Data entries
__________________________________________________

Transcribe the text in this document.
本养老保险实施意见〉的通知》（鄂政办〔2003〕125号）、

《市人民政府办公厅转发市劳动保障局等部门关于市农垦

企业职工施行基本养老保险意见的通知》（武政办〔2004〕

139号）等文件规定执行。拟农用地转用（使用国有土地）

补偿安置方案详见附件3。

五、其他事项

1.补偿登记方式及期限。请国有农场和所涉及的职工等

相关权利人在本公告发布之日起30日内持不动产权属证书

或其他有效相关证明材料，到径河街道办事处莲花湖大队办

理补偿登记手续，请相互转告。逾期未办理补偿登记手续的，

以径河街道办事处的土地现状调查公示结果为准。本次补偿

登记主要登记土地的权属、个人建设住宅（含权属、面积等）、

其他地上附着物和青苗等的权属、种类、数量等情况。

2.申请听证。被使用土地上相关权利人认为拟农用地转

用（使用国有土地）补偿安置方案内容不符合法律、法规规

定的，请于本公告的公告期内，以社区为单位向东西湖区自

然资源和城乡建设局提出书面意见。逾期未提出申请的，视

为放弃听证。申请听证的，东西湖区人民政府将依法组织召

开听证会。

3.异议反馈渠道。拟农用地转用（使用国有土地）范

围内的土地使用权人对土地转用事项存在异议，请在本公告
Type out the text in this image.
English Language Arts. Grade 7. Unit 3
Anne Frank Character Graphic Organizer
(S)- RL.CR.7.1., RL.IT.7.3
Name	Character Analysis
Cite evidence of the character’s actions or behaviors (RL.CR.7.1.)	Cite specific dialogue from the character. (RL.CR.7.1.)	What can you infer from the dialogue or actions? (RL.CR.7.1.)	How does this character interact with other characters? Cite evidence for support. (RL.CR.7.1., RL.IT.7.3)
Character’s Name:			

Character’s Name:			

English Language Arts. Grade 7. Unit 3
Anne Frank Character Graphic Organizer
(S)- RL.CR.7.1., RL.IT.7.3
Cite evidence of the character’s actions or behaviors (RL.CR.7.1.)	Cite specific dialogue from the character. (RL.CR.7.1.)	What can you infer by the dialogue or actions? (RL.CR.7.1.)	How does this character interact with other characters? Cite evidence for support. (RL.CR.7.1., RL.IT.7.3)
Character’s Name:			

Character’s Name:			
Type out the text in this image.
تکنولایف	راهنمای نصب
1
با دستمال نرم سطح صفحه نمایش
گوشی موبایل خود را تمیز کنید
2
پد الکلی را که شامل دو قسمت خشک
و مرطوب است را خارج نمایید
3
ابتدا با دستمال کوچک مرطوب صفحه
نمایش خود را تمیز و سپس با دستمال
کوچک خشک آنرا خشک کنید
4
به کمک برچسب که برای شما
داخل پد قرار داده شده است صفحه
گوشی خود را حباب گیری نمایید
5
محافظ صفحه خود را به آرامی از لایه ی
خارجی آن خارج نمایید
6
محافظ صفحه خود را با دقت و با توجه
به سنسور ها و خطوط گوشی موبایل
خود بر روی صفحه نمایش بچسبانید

__________________________________________________

Repeat every entry word for word.

# ANSWER TO THIS TASK:
Transcribe the text in this document.
本养老保险实施意见〉的通知》（鄂政办〔2003〕125号）、

《市人民政府办公厅转发市劳动保障局等部门关于市农垦

企业职工施行基本养老保险意见的通知》（武政办〔2004〕

139号）等文件规定执行。拟农用地转用（使用国有土地）

补偿安置方案详见附件3。

五、其他事项

1.补偿登记方式及期限。请国有农场和所涉及的职工等

相关权利人在本公告发布之日起30日内持不动产权属证书

或其他有效相关证明材料，到径河街道办事处莲花湖大队办

理补偿登记手续，请相互转告。逾期未办理补偿登记手续的，

以径河街道办事处的土地现状调查公示结果为准。本次补偿

登记主要登记土地的权属、个人建设住宅（含权属、面积等）、

其他地上附着物和青苗等的权属、种类、数量等情况。

2.申请听证。被使用土地上相关权利人认为拟农用地转

用（使用国有土地）补偿安置方案内容不符合法律、法规规

定的，请于本公告的公告期内，以社区为单位向东西湖区自

然资源和城乡建设局提出书面意见。逾期未提出申请的，视

为放弃听证。申请听证的，东西湖区人民政府将依法组织召

开听证会。

3.异议反馈渠道。拟农用地转用（使用国有土地）范

围内的土地使用权人对土地转用事项存在异议，请在本公告
Type out the text in this image.
English Language Arts. Grade 7. Unit 3
Anne Frank Character Graphic Organizer
(S)- RL.CR.7.1., RL.IT.7.3
Name	Character Analysis
Cite evidence of the character’s actions or behaviors (RL.CR.7.1.)	Cite specific dialogue from the character. (RL.CR.7.1.)	What can you infer from the dialogue or actions? (RL.CR.7.1.)	How does this character interact with other characters? Cite evidence for support. (RL.CR.7.1., RL.IT.7.3)
Character’s Name:			

Character’s Name:			

English Language Arts. Grade 7. Unit 3
Anne Frank Character Graphic Organizer
(S)- RL.CR.7.1., RL.IT.7.3
Cite evidence of the character’s actions or behaviors (RL.CR.7.1.)	Cite specific dialogue from the character. (RL.CR.7.1.)	What can you infer by the dialogue or actions? (RL.CR.7.1.)	How does this character interact with other characters? Cite evidence for support. (RL.CR.7.1., RL.IT.7.3)
Character’s Name:			

Character’s Name:			
Type out the text in this image.
تکنولایف	راهنمای نصب
1
با دستمال نرم سطح صفحه نمایش
گوشی موبایل خود را تمیز کنید
2
پد الکلی را که شامل دو قسمت خشک
و مرطوب است را خارج نمایید
3
ابتدا با دستمال کوچک مرطوب صفحه
نمایش خود را تمیز و سپس با دستمال
کوچک خشک آنرا خشک کنید
4
به کمک برچسب که برای شما
داخل پد قرار داده شده است صفحه
گوشی خود را حباب گیری نمایید
5
محافظ صفحه خود را به آرامی از لایه ی
خارجی آن خارج نمایید
6
محافظ صفحه خود را با دقت و با توجه
به سنسور ها و خطوط گوشی موبایل
خود بر روی صفحه نمایش بچسبانید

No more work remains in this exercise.